--- LISTING ---
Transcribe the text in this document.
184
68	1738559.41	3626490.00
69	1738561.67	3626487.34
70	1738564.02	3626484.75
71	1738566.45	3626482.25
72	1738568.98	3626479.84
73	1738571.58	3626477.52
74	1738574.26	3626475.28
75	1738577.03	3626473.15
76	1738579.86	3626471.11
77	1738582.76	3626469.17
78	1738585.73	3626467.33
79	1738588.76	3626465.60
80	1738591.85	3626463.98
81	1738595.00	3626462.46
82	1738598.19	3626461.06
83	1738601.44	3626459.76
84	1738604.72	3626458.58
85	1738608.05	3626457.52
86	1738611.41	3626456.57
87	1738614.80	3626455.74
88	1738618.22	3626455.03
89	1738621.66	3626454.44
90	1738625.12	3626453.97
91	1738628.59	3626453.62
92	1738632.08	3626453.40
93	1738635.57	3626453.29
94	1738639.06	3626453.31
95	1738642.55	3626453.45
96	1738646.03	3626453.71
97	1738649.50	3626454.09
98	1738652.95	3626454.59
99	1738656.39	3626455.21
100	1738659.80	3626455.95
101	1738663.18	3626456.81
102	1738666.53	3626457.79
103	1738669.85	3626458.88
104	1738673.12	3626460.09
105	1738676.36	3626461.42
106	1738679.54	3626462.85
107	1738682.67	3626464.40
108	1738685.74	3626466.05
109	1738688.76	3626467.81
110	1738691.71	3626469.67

--- WHAT YOU ARE ASKED TO DO ---
Above are the records; retype every one exactly.

--- FINISHED TASK ---
Transcribe the text in this document.
184
68	1738559.41	3626490.00
69	1738561.67	3626487.34
70	1738564.02	3626484.75
71	1738566.45	3626482.25
72	1738568.98	3626479.84
73	1738571.58	3626477.52
74	1738574.26	3626475.28
75	1738577.03	3626473.15
76	1738579.86	3626471.11
77	1738582.76	3626469.17
78	1738585.73	3626467.33
79	1738588.76	3626465.60
80	1738591.85	3626463.98
81	1738595.00	3626462.46
82	1738598.19	3626461.06
83	1738601.44	3626459.76
84	1738604.72	3626458.58
85	1738608.05	3626457.52
86	1738611.41	3626456.57
87	1738614.80	3626455.74
88	1738618.22	3626455.03
89	1738621.66	3626454.44
90	1738625.12	3626453.97
91	1738628.59	3626453.62
92	1738632.08	3626453.40
93	1738635.57	3626453.29
94	1738639.06	3626453.31
95	1738642.55	3626453.45
96	1738646.03	3626453.71
97	1738649.50	3626454.09
98	1738652.95	3626454.59
99	1738656.39	3626455.21
100	1738659.80	3626455.95
101	1738663.18	3626456.81
102	1738666.53	3626457.79
103	1738669.85	3626458.88
104	1738673.12	3626460.09
105	1738676.36	3626461.42
106	1738679.54	3626462.85
107	1738682.67	3626464.40
108	1738685.74	3626466.05
109	1738688.76	3626467.81
110	1738691.71	3626469.67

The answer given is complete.